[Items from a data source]
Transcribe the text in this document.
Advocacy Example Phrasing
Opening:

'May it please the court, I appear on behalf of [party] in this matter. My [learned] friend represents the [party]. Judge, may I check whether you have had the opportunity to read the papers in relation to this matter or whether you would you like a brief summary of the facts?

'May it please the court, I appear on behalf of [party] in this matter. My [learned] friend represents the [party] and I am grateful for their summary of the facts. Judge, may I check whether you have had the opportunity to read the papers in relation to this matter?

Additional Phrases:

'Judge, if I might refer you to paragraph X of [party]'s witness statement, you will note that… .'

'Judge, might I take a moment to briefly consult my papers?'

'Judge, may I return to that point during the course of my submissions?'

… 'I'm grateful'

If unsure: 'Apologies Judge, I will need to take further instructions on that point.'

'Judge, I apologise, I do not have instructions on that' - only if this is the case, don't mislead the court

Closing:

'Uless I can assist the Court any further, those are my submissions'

==

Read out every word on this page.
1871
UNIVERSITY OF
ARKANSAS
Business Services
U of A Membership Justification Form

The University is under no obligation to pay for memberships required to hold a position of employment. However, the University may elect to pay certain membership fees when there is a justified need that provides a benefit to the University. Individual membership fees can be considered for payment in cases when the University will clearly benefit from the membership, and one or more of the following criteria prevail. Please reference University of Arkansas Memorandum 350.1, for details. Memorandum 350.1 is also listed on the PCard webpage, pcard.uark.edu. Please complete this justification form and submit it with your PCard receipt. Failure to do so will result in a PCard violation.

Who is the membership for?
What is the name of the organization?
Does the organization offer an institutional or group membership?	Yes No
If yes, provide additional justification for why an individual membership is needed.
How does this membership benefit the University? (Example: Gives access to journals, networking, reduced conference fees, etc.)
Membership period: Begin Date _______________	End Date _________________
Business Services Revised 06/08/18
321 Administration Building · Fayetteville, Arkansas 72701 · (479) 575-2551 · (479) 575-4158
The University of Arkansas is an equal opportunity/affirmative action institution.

---

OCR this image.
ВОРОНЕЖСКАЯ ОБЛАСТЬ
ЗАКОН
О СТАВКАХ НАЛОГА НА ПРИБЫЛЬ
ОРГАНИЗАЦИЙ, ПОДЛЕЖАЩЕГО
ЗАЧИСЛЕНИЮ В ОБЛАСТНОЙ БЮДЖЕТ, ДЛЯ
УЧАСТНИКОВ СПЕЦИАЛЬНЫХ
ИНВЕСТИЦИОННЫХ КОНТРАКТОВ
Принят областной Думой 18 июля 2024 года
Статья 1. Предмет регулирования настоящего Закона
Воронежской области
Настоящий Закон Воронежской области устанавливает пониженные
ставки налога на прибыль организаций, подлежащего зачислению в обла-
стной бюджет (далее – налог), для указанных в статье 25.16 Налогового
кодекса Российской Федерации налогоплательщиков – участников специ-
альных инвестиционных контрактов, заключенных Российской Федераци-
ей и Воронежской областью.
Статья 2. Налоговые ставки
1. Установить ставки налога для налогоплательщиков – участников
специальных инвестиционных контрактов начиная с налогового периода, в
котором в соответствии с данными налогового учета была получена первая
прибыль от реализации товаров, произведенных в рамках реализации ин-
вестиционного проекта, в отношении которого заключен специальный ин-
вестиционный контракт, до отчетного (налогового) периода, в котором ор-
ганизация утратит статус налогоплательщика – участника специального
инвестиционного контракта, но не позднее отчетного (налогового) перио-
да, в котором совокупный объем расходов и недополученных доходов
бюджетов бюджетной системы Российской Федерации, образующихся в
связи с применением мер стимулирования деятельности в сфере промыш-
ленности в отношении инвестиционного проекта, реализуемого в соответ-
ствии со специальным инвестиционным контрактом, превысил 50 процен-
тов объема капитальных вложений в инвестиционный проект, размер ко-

*DIRECTIONS FOR THIS TASK*. Set out every line from the material that contains the string "отношении".

*ANSWER TO THIS PROBLEM*.
вестиционного проекта, в отношении которого заключен специальный ин-
ленности в отношении инвестиционного проекта, реализуемого в соответ-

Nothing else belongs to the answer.